-- DIRECTIONS FOR THIS TASK --
Every record should be repeated exactly, except that pictures are left out.

* * * * * * *

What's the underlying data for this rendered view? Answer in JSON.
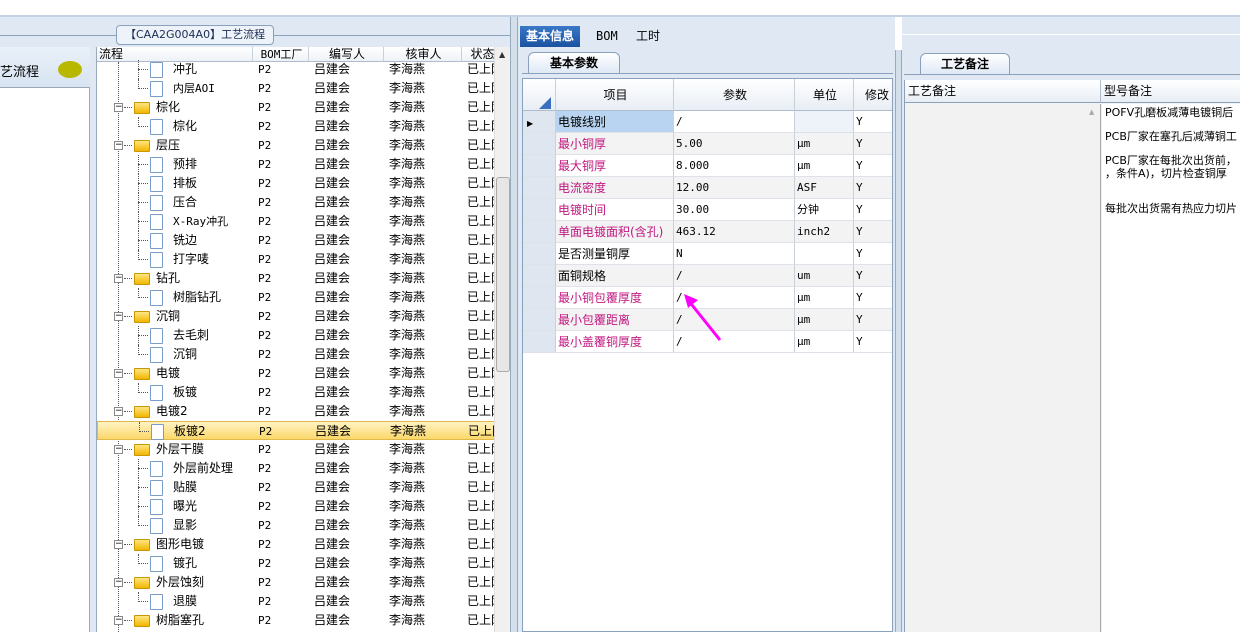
{
  "group_title": "【CAA2G004A0】工艺流程",
  "side_nav": {
    "label": "艺流程"
  },
  "tree_grid": {
    "columns": [
      "流程",
      "BOM工厂",
      "编写人",
      "核审人",
      "状态"
    ],
    "rows": [
      {
        "level": 2,
        "name": "冲孔",
        "bom": "P2",
        "author": "吕建会",
        "reviewer": "李海燕",
        "status": "已上网"
      },
      {
        "level": 2,
        "name": "内层AOI",
        "bom": "P2",
        "author": "吕建会",
        "reviewer": "李海燕",
        "status": "已上网"
      },
      {
        "level": 1,
        "name": "棕化",
        "bom": "P2",
        "author": "吕建会",
        "reviewer": "李海燕",
        "status": "已上网"
      },
      {
        "level": 2,
        "name": "棕化",
        "bom": "P2",
        "author": "吕建会",
        "reviewer": "李海燕",
        "status": "已上网"
      },
      {
        "level": 1,
        "name": "层压",
        "bom": "P2",
        "author": "吕建会",
        "reviewer": "李海燕",
        "status": "已上网"
      },
      {
        "level": 2,
        "name": "预排",
        "bom": "P2",
        "author": "吕建会",
        "reviewer": "李海燕",
        "status": "已上网"
      },
      {
        "level": 2,
        "name": "排板",
        "bom": "P2",
        "author": "吕建会",
        "reviewer": "李海燕",
        "status": "已上网"
      },
      {
        "level": 2,
        "name": "压合",
        "bom": "P2",
        "author": "吕建会",
        "reviewer": "李海燕",
        "status": "已上网"
      },
      {
        "level": 2,
        "name": "X-Ray冲孔",
        "bom": "P2",
        "author": "吕建会",
        "reviewer": "李海燕",
        "status": "已上网"
      },
      {
        "level": 2,
        "name": "铣边",
        "bom": "P2",
        "author": "吕建会",
        "reviewer": "李海燕",
        "status": "已上网"
      },
      {
        "level": 2,
        "name": "打字唛",
        "bom": "P2",
        "author": "吕建会",
        "reviewer": "李海燕",
        "status": "已上网"
      },
      {
        "level": 1,
        "name": "钻孔",
        "bom": "P2",
        "author": "吕建会",
        "reviewer": "李海燕",
        "status": "已上网"
      },
      {
        "level": 2,
        "name": "树脂钻孔",
        "bom": "P2",
        "author": "吕建会",
        "reviewer": "李海燕",
        "status": "已上网"
      },
      {
        "level": 1,
        "name": "沉铜",
        "bom": "P2",
        "author": "吕建会",
        "reviewer": "李海燕",
        "status": "已上网"
      },
      {
        "level": 2,
        "name": "去毛刺",
        "bom": "P2",
        "author": "吕建会",
        "reviewer": "李海燕",
        "status": "已上网"
      },
      {
        "level": 2,
        "name": "沉铜",
        "bom": "P2",
        "author": "吕建会",
        "reviewer": "李海燕",
        "status": "已上网"
      },
      {
        "level": 1,
        "name": "电镀",
        "bom": "P2",
        "author": "吕建会",
        "reviewer": "李海燕",
        "status": "已上网"
      },
      {
        "level": 2,
        "name": "板镀",
        "bom": "P2",
        "author": "吕建会",
        "reviewer": "李海燕",
        "status": "已上网"
      },
      {
        "level": 1,
        "name": "电镀2",
        "bom": "P2",
        "author": "吕建会",
        "reviewer": "李海燕",
        "status": "已上网"
      },
      {
        "level": 2,
        "name": "板镀2",
        "bom": "P2",
        "author": "吕建会",
        "reviewer": "李海燕",
        "status": "已上网",
        "selected": true
      },
      {
        "level": 1,
        "name": "外层干膜",
        "bom": "P2",
        "author": "吕建会",
        "reviewer": "李海燕",
        "status": "已上网"
      },
      {
        "level": 2,
        "name": "外层前处理",
        "bom": "P2",
        "author": "吕建会",
        "reviewer": "李海燕",
        "status": "已上网"
      },
      {
        "level": 2,
        "name": "贴膜",
        "bom": "P2",
        "author": "吕建会",
        "reviewer": "李海燕",
        "status": "已上网"
      },
      {
        "level": 2,
        "name": "曝光",
        "bom": "P2",
        "author": "吕建会",
        "reviewer": "李海燕",
        "status": "已上网"
      },
      {
        "level": 2,
        "name": "显影",
        "bom": "P2",
        "author": "吕建会",
        "reviewer": "李海燕",
        "status": "已上网"
      },
      {
        "level": 1,
        "name": "图形电镀",
        "bom": "P2",
        "author": "吕建会",
        "reviewer": "李海燕",
        "status": "已上网"
      },
      {
        "level": 2,
        "name": "镀孔",
        "bom": "P2",
        "author": "吕建会",
        "reviewer": "李海燕",
        "status": "已上网"
      },
      {
        "level": 1,
        "name": "外层蚀刻",
        "bom": "P2",
        "author": "吕建会",
        "reviewer": "李海燕",
        "status": "已上网"
      },
      {
        "level": 2,
        "name": "退膜",
        "bom": "P2",
        "author": "吕建会",
        "reviewer": "李海燕",
        "status": "已上网"
      },
      {
        "level": 1,
        "name": "树脂塞孔",
        "bom": "P2",
        "author": "吕建会",
        "reviewer": "李海燕",
        "status": "已上网"
      }
    ]
  },
  "mid_tabs": [
    "基本信息",
    "BOM",
    "工时"
  ],
  "param_subtab": "基本参数",
  "param_grid": {
    "columns": [
      "项目",
      "参数",
      "单位",
      "修改"
    ],
    "rows": [
      {
        "item": "电镀线别",
        "value": "/",
        "unit": "",
        "mod": "Y",
        "pink": false,
        "current": true
      },
      {
        "item": "最小铜厚",
        "value": "5.00",
        "unit": "μm",
        "mod": "Y",
        "pink": true
      },
      {
        "item": "最大铜厚",
        "value": "8.000",
        "unit": "μm",
        "mod": "Y",
        "pink": true
      },
      {
        "item": "电流密度",
        "value": "12.00",
        "unit": "ASF",
        "mod": "Y",
        "pink": true
      },
      {
        "item": "电镀时间",
        "value": "30.00",
        "unit": "分钟",
        "mod": "Y",
        "pink": true
      },
      {
        "item": "单面电镀面积(含孔)",
        "value": "463.12",
        "unit": "inch2",
        "mod": "Y",
        "pink": true
      },
      {
        "item": "是否测量铜厚",
        "value": "N",
        "unit": "",
        "mod": "Y",
        "pink": false
      },
      {
        "item": "面铜规格",
        "value": "/",
        "unit": "um",
        "mod": "Y",
        "pink": false
      },
      {
        "item": "最小铜包覆厚度",
        "value": "/",
        "unit": "μm",
        "mod": "Y",
        "pink": true
      },
      {
        "item": "最小包覆距离",
        "value": "/",
        "unit": "μm",
        "mod": "Y",
        "pink": true
      },
      {
        "item": "最小盖覆铜厚度",
        "value": "/",
        "unit": "μm",
        "mod": "Y",
        "pink": true
      }
    ]
  },
  "notes_subtab": "工艺备注",
  "notes_grid": {
    "columns": [
      "工艺备注",
      "型号备注"
    ],
    "model_notes": [
      "POFV孔磨板减薄电镀铜后",
      "PCB厂家在塞孔后减薄铜工",
      "PCB厂家在每批次出货前，\n，条件A)，切片检查铜厚",
      "每批次出货需有热应力切片"
    ]
  },
  "colors": {
    "accent": "#1a52a0",
    "pink_label": "#c01880",
    "annotation_arrow": "#ff00ff"
  }
}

* * * * * * *

-- SOLVED EXERCISE --
What's the underlying data for this rendered view? Answer in JSON.
{
  "group_title": "【CAA2G004A0】工艺流程",
  "side_nav": {
    "label": "艺流程"
  },
  "tree_grid": {
    "columns": [
      "流程",
      "BOM工厂",
      "编写人",
      "核审人",
      "状态"
    ],
    "rows": [
      {
        "level": 2,
        "name": "冲孔",
        "bom": "P2",
        "author": "吕建会",
        "reviewer": "李海燕",
        "status": "已上网"
      },
      {
        "level": 2,
        "name": "内层AOI",
        "bom": "P2",
        "author": "吕建会",
        "reviewer": "李海燕",
        "status": "已上网"
      },
      {
        "level": 1,
        "name": "棕化",
        "bom": "P2",
        "author": "吕建会",
        "reviewer": "李海燕",
        "status": "已上网"
      },
      {
        "level": 2,
        "name": "棕化",
        "bom": "P2",
        "author": "吕建会",
        "reviewer": "李海燕",
        "status": "已上网"
      },
      {
        "level": 1,
        "name": "层压",
        "bom": "P2",
        "author": "吕建会",
        "reviewer": "李海燕",
        "status": "已上网"
      },
      {
        "level": 2,
        "name": "预排",
        "bom": "P2",
        "author": "吕建会",
        "reviewer": "李海燕",
        "status": "已上网"
      },
      {
        "level": 2,
        "name": "排板",
        "bom": "P2",
        "author": "吕建会",
        "reviewer": "李海燕",
        "status": "已上网"
      },
      {
        "level": 2,
        "name": "压合",
        "bom": "P2",
        "author": "吕建会",
        "reviewer": "李海燕",
        "status": "已上网"
      },
      {
        "level": 2,
        "name": "X-Ray冲孔",
        "bom": "P2",
        "author": "吕建会",
        "reviewer": "李海燕",
        "status": "已上网"
      },
      {
        "level": 2,
        "name": "铣边",
        "bom": "P2",
        "author": "吕建会",
        "reviewer": "李海燕",
        "status": "已上网"
      },
      {
        "level": 2,
        "name": "打字唛",
        "bom": "P2",
        "author": "吕建会",
        "reviewer": "李海燕",
        "status": "已上网"
      },
      {
        "level": 1,
        "name": "钻孔",
        "bom": "P2",
        "author": "吕建会",
        "reviewer": "李海燕",
        "status": "已上网"
      },
      {
        "level": 2,
        "name": "树脂钻孔",
        "bom": "P2",
        "author": "吕建会",
        "reviewer": "李海燕",
        "status": "已上网"
      },
      {
        "level": 1,
        "name": "沉铜",
        "bom": "P2",
        "author": "吕建会",
        "reviewer": "李海燕",
        "status": "已上网"
      },
      {
        "level": 2,
        "name": "去毛刺",
        "bom": "P2",
        "author": "吕建会",
        "reviewer": "李海燕",
        "status": "已上网"
      },
      {
        "level": 2,
        "name": "沉铜",
        "bom": "P2",
        "author": "吕建会",
        "reviewer": "李海燕",
        "status": "已上网"
      },
      {
        "level": 1,
        "name": "电镀",
        "bom": "P2",
        "author": "吕建会",
        "reviewer": "李海燕",
        "status": "已上网"
      },
      {
        "level": 2,
        "name": "板镀",
        "bom": "P2",
        "author": "吕建会",
        "reviewer": "李海燕",
        "status": "已上网"
      },
      {
        "level": 1,
        "name": "电镀2",
        "bom": "P2",
        "author": "吕建会",
        "reviewer": "李海燕",
        "status": "已上网"
      },
      {
        "level": 2,
        "name": "板镀2",
        "bom": "P2",
        "author": "吕建会",
        "reviewer": "李海燕",
        "status": "已上网",
        "selected": true
      },
      {
        "level": 1,
        "name": "外层干膜",
        "bom": "P2",
        "author": "吕建会",
        "reviewer": "李海燕",
        "status": "已上网"
      },
      {
        "level": 2,
        "name": "外层前处理",
        "bom": "P2",
        "author": "吕建会",
        "reviewer": "李海燕",
        "status": "已上网"
      },
      {
        "level": 2,
        "name": "贴膜",
        "bom": "P2",
        "author": "吕建会",
        "reviewer": "李海燕",
        "status": "已上网"
      },
      {
        "level": 2,
        "name": "曝光",
        "bom": "P2",
        "author": "吕建会",
        "reviewer": "李海燕",
        "status": "已上网"
      },
      {
        "level": 2,
        "name": "显影",
        "bom": "P2",
        "author": "吕建会",
        "reviewer": "李海燕",
        "status": "已上网"
      },
      {
        "level": 1,
        "name": "图形电镀",
        "bom": "P2",
        "author": "吕建会",
        "reviewer": "李海燕",
        "status": "已上网"
      },
      {
        "level": 2,
        "name": "镀孔",
        "bom": "P2",
        "author": "吕建会",
        "reviewer": "李海燕",
        "status": "已上网"
      },
      {
        "level": 1,
        "name": "外层蚀刻",
        "bom": "P2",
        "author": "吕建会",
        "reviewer": "李海燕",
        "status": "已上网"
      },
      {
        "level": 2,
        "name": "退膜",
        "bom": "P2",
        "author": "吕建会",
        "reviewer": "李海燕",
        "status": "已上网"
      },
      {
        "level": 1,
        "name": "树脂塞孔",
        "bom": "P2",
        "author": "吕建会",
        "reviewer": "李海燕",
        "status": "已上网"
      }
    ]
  },
  "mid_tabs": [
    "基本信息",
    "BOM",
    "工时"
  ],
  "param_subtab": "基本参数",
  "param_grid": {
    "columns": [
      "项目",
      "参数",
      "单位",
      "修改"
    ],
    "rows": [
      {
        "item": "电镀线别",
        "value": "/",
        "unit": "",
        "mod": "Y",
        "pink": false,
        "current": true
      },
      {
        "item": "最小铜厚",
        "value": "5.00",
        "unit": "μm",
        "mod": "Y",
        "pink": true
      },
      {
        "item": "最大铜厚",
        "value": "8.000",
        "unit": "μm",
        "mod": "Y",
        "pink": true
      },
      {
        "item": "电流密度",
        "value": "12.00",
        "unit": "ASF",
        "mod": "Y",
        "pink": true
      },
      {
        "item": "电镀时间",
        "value": "30.00",
        "unit": "分钟",
        "mod": "Y",
        "pink": true
      },
      {
        "item": "单面电镀面积(含孔)",
        "value": "463.12",
        "unit": "inch2",
        "mod": "Y",
        "pink": true
      },
      {
        "item": "是否测量铜厚",
        "value": "N",
        "unit": "",
        "mod": "Y",
        "pink": false
      },
      {
        "item": "面铜规格",
        "value": "/",
        "unit": "um",
        "mod": "Y",
        "pink": false
      },
      {
        "item": "最小铜包覆厚度",
        "value": "/",
        "unit": "μm",
        "mod": "Y",
        "pink": true
      },
      {
        "item": "最小包覆距离",
        "value": "/",
        "unit": "μm",
        "mod": "Y",
        "pink": true
      },
      {
        "item": "最小盖覆铜厚度",
        "value": "/",
        "unit": "μm",
        "mod": "Y",
        "pink": true
      }
    ]
  },
  "notes_subtab": "工艺备注",
  "notes_grid": {
    "columns": [
      "工艺备注",
      "型号备注"
    ],
    "model_notes": [
      "POFV孔磨板减薄电镀铜后",
      "PCB厂家在塞孔后减薄铜工",
      "PCB厂家在每批次出货前，\n，条件A)，切片检查铜厚",
      "每批次出货需有热应力切片"
    ]
  },
  "colors": {
    "accent": "#1a52a0",
    "pink_label": "#c01880",
    "annotation_arrow": "#ff00ff"
  }
}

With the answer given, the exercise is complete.